Task statement
Find the string "Fixing" in the records. Copy every line it appears in.

— Begin Data for this exercise —

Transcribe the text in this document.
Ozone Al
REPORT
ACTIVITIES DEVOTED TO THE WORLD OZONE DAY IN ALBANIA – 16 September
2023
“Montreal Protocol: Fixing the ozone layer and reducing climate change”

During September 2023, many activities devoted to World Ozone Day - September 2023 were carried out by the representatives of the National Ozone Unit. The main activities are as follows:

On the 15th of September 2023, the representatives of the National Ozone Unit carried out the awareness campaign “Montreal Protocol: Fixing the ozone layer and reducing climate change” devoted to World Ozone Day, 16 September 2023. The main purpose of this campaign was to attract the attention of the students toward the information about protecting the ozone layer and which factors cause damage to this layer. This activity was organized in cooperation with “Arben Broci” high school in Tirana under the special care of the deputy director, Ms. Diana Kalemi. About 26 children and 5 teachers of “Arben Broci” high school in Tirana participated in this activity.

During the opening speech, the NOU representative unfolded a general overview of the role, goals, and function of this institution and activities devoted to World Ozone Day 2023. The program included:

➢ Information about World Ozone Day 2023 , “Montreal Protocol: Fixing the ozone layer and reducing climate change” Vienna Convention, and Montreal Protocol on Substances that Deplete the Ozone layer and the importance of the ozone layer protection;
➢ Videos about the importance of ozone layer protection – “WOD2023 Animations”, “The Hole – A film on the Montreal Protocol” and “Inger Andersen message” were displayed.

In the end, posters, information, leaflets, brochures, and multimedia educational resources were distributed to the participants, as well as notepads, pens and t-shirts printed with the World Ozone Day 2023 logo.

— End Data for this exercise —

Task solution
“Montreal Protocol: Fixing the ozone layer and reducing climate change”
On the 15th of September 2023, the representatives of the National Ozone Unit carried out the awareness campaign “Montreal Protocol: Fixing the ozone layer and reducing climate change” devoted to World Ozone Day, 16 September 2023. The main purpose of this campaign was to attract the attention of the students toward the information about protecting the ozone layer and which factors cause damage to this layer. This activity was organized in cooperation with “Arben Broci” high school in Tirana under the special care of the deputy director, Ms. Diana Kalemi. About 26 children and 5 teachers of “Arben Broci” high school in Tirana participated in this activity.
➢ Information about World Ozone Day 2023 , “Montreal Protocol: Fixing the ozone layer and reducing climate change” Vienna Convention, and Montreal Protocol on Substances that Deplete the Ozone layer and the importance of the ozone layer protection;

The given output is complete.